Stored entries:
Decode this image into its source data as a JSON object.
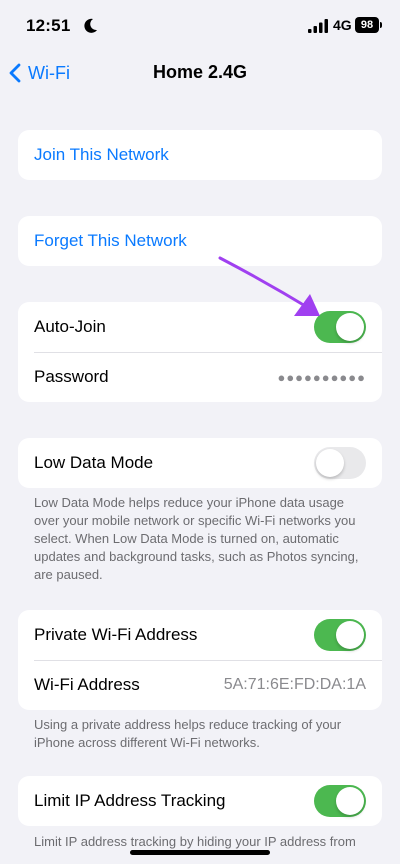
{
  "status_bar": {
    "time": "12:51",
    "network": "4G",
    "battery": "98",
    "icons": [
      "moon-icon",
      "signal-icon"
    ]
  },
  "nav": {
    "back_label": "Wi-Fi",
    "title": "Home 2.4G",
    "back_icon": "chevron-left-icon"
  },
  "actions": {
    "join": "Join This Network",
    "forget": "Forget This Network"
  },
  "auto_join": {
    "label": "Auto-Join",
    "enabled": true,
    "password_label": "Password",
    "password_value": "●●●●●●●●●●"
  },
  "low_data": {
    "label": "Low Data Mode",
    "enabled": false,
    "footnote": "Low Data Mode helps reduce your iPhone data usage over your mobile network or specific Wi-Fi networks you select. When Low Data Mode is turned on, automatic updates and background tasks, such as Photos syncing, are paused."
  },
  "private_address": {
    "label": "Private Wi-Fi Address",
    "enabled": true,
    "address_label": "Wi-Fi Address",
    "address_value": "5A:71:6E:FD:DA:1A",
    "footnote": "Using a private address helps reduce tracking of your iPhone across different Wi-Fi networks."
  },
  "ip_tracking": {
    "label": "Limit IP Address Tracking",
    "enabled": true,
    "footnote": "Limit IP address tracking by hiding your IP address from known trackers in Mail and Safari."
  },
  "colors": {
    "accent": "#0a7aff",
    "toggle_on": "#4cb850",
    "annotation_arrow": "#a040f0"
  }
}
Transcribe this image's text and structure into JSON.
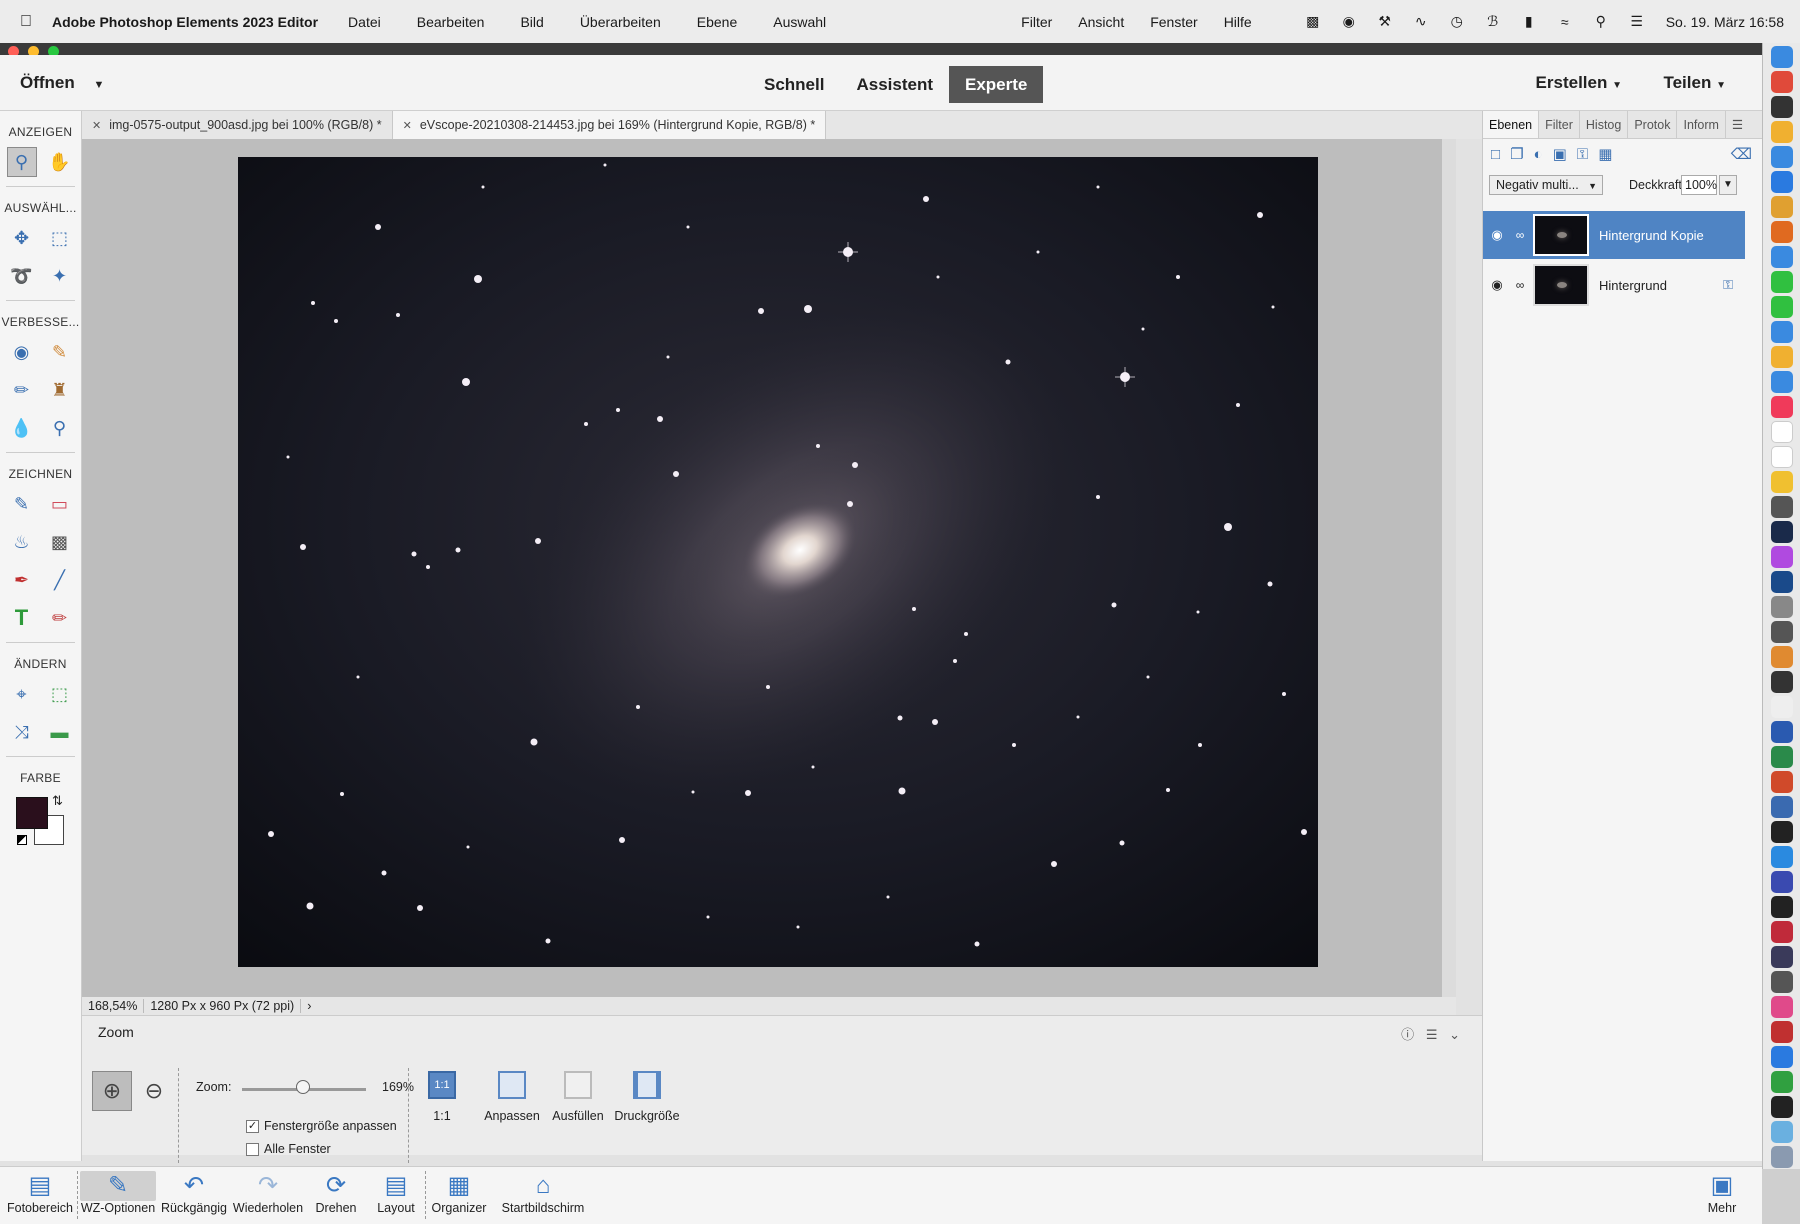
{
  "menubar": {
    "app_name": "Adobe Photoshop Elements 2023 Editor",
    "items": [
      "Datei",
      "Bearbeiten",
      "Bild",
      "Überarbeiten",
      "Ebene",
      "Auswahl"
    ],
    "right_items": [
      "Filter",
      "Ansicht",
      "Fenster",
      "Hilfe"
    ],
    "clock": "So. 19. März  16:58"
  },
  "topbar": {
    "open_label": "Öffnen",
    "modes": [
      "Schnell",
      "Assistent",
      "Experte"
    ],
    "active_mode": "Experte",
    "create_label": "Erstellen",
    "share_label": "Teilen"
  },
  "toolbox": {
    "sections": {
      "view": "ANZEIGEN",
      "select": "AUSWÄHL...",
      "enhance": "VERBESSE...",
      "draw": "ZEICHNEN",
      "modify": "ÄNDERN",
      "color": "FARBE"
    }
  },
  "colors": {
    "foreground": "#2a0f1c",
    "background": "#ffffff",
    "accent": "#4f84c4"
  },
  "document_tabs": [
    {
      "label": "img-0575-output_900asd.jpg bei 100% (RGB/8) *",
      "active": false
    },
    {
      "label": "eVscope-20210308-214453.jpg bei 169% (Hintergrund Kopie, RGB/8) *",
      "active": true
    }
  ],
  "status": {
    "zoom": "168,54%",
    "dimensions": "1280 Px x 960 Px (72 ppi)"
  },
  "tool_options": {
    "title": "Zoom",
    "zoom_label": "Zoom:",
    "zoom_value": "169%",
    "zoom_fraction": 0.49,
    "fit_window_label": "Fenstergröße anpassen",
    "fit_window_checked": true,
    "all_windows_label": "Alle Fenster",
    "all_windows_checked": false,
    "view_buttons": [
      {
        "icon": "1:1",
        "label": "1:1"
      },
      {
        "label": "Anpassen"
      },
      {
        "label": "Ausfüllen"
      },
      {
        "label": "Druckgröße"
      }
    ]
  },
  "panel": {
    "tabs": [
      "Ebenen",
      "Filter",
      "Histog",
      "Protok",
      "Inform"
    ],
    "active_tab": "Ebenen",
    "blend_mode": "Negativ multi...",
    "opacity_label": "Deckkraft:",
    "opacity_value": "100%",
    "layers": [
      {
        "name": "Hintergrund Kopie",
        "selected": true
      },
      {
        "name": "Hintergrund",
        "selected": false
      }
    ]
  },
  "taskbar": {
    "items": [
      "Fotobereich",
      "WZ-Optionen",
      "Rückgängig",
      "Wiederholen",
      "Drehen",
      "Layout",
      "Organizer",
      "Startbildschirm"
    ],
    "more": "Mehr"
  }
}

Required task:
Exact duplication of all the records is required; pictures are omitted from the copy.

Exercise output:
Decode this image into its source data as a JSON object.
{
  "status_bar": {
    "time": "12:51",
    "network": "4G",
    "battery": "98",
    "icons": [
      "moon-icon",
      "signal-icon"
    ]
  },
  "nav": {
    "back_label": "Wi-Fi",
    "title": "Home 2.4G",
    "back_icon": "chevron-left-icon"
  },
  "actions": {
    "join": "Join This Network",
    "forget": "Forget This Network"
  },
  "auto_join": {
    "label": "Auto-Join",
    "enabled": true,
    "password_label": "Password",
    "password_value": "●●●●●●●●●●"
  },
  "low_data": {
    "label": "Low Data Mode",
    "enabled": false,
    "footnote": "Low Data Mode helps reduce your iPhone data usage over your mobile network or specific Wi-Fi networks you select. When Low Data Mode is turned on, automatic updates and background tasks, such as Photos syncing, are paused."
  },
  "private_address": {
    "label": "Private Wi-Fi Address",
    "enabled": true,
    "address_label": "Wi-Fi Address",
    "address_value": "5A:71:6E:FD:DA:1A",
    "footnote": "Using a private address helps reduce tracking of your iPhone across different Wi-Fi networks."
  },
  "ip_tracking": {
    "label": "Limit IP Address Tracking",
    "enabled": true,
    "footnote": "Limit IP address tracking by hiding your IP address from known trackers in Mail and Safari."
  },
  "colors": {
    "accent": "#0a7aff",
    "toggle_on": "#4cb850",
    "annotation_arrow": "#a040f0"
  }
}
Transcribe this image's text and structure into JSON.
{
  "menubar": {
    "app_name": "Adobe Photoshop Elements 2023 Editor",
    "items": [
      "Datei",
      "Bearbeiten",
      "Bild",
      "Überarbeiten",
      "Ebene",
      "Auswahl"
    ],
    "right_items": [
      "Filter",
      "Ansicht",
      "Fenster",
      "Hilfe"
    ],
    "clock": "So. 19. März  16:58"
  },
  "topbar": {
    "open_label": "Öffnen",
    "modes": [
      "Schnell",
      "Assistent",
      "Experte"
    ],
    "active_mode": "Experte",
    "create_label": "Erstellen",
    "share_label": "Teilen"
  },
  "toolbox": {
    "sections": {
      "view": "ANZEIGEN",
      "select": "AUSWÄHL...",
      "enhance": "VERBESSE...",
      "draw": "ZEICHNEN",
      "modify": "ÄNDERN",
      "color": "FARBE"
    }
  },
  "colors": {
    "foreground": "#2a0f1c",
    "background": "#ffffff",
    "accent": "#4f84c4"
  },
  "document_tabs": [
    {
      "label": "img-0575-output_900asd.jpg bei 100% (RGB/8) *",
      "active": false
    },
    {
      "label": "eVscope-20210308-214453.jpg bei 169% (Hintergrund Kopie, RGB/8) *",
      "active": true
    }
  ],
  "status": {
    "zoom": "168,54%",
    "dimensions": "1280 Px x 960 Px (72 ppi)"
  },
  "tool_options": {
    "title": "Zoom",
    "zoom_label": "Zoom:",
    "zoom_value": "169%",
    "zoom_fraction": 0.49,
    "fit_window_label": "Fenstergröße anpassen",
    "fit_window_checked": true,
    "all_windows_label": "Alle Fenster",
    "all_windows_checked": false,
    "view_buttons": [
      {
        "icon": "1:1",
        "label": "1:1"
      },
      {
        "label": "Anpassen"
      },
      {
        "label": "Ausfüllen"
      },
      {
        "label": "Druckgröße"
      }
    ]
  },
  "panel": {
    "tabs": [
      "Ebenen",
      "Filter",
      "Histog",
      "Protok",
      "Inform"
    ],
    "active_tab": "Ebenen",
    "blend_mode": "Negativ multi...",
    "opacity_label": "Deckkraft:",
    "opacity_value": "100%",
    "layers": [
      {
        "name": "Hintergrund Kopie",
        "selected": true
      },
      {
        "name": "Hintergrund",
        "selected": false
      }
    ]
  },
  "taskbar": {
    "items": [
      "Fotobereich",
      "WZ-Optionen",
      "Rückgängig",
      "Wiederholen",
      "Drehen",
      "Layout",
      "Organizer",
      "Startbildschirm"
    ],
    "more": "Mehr"
  }
}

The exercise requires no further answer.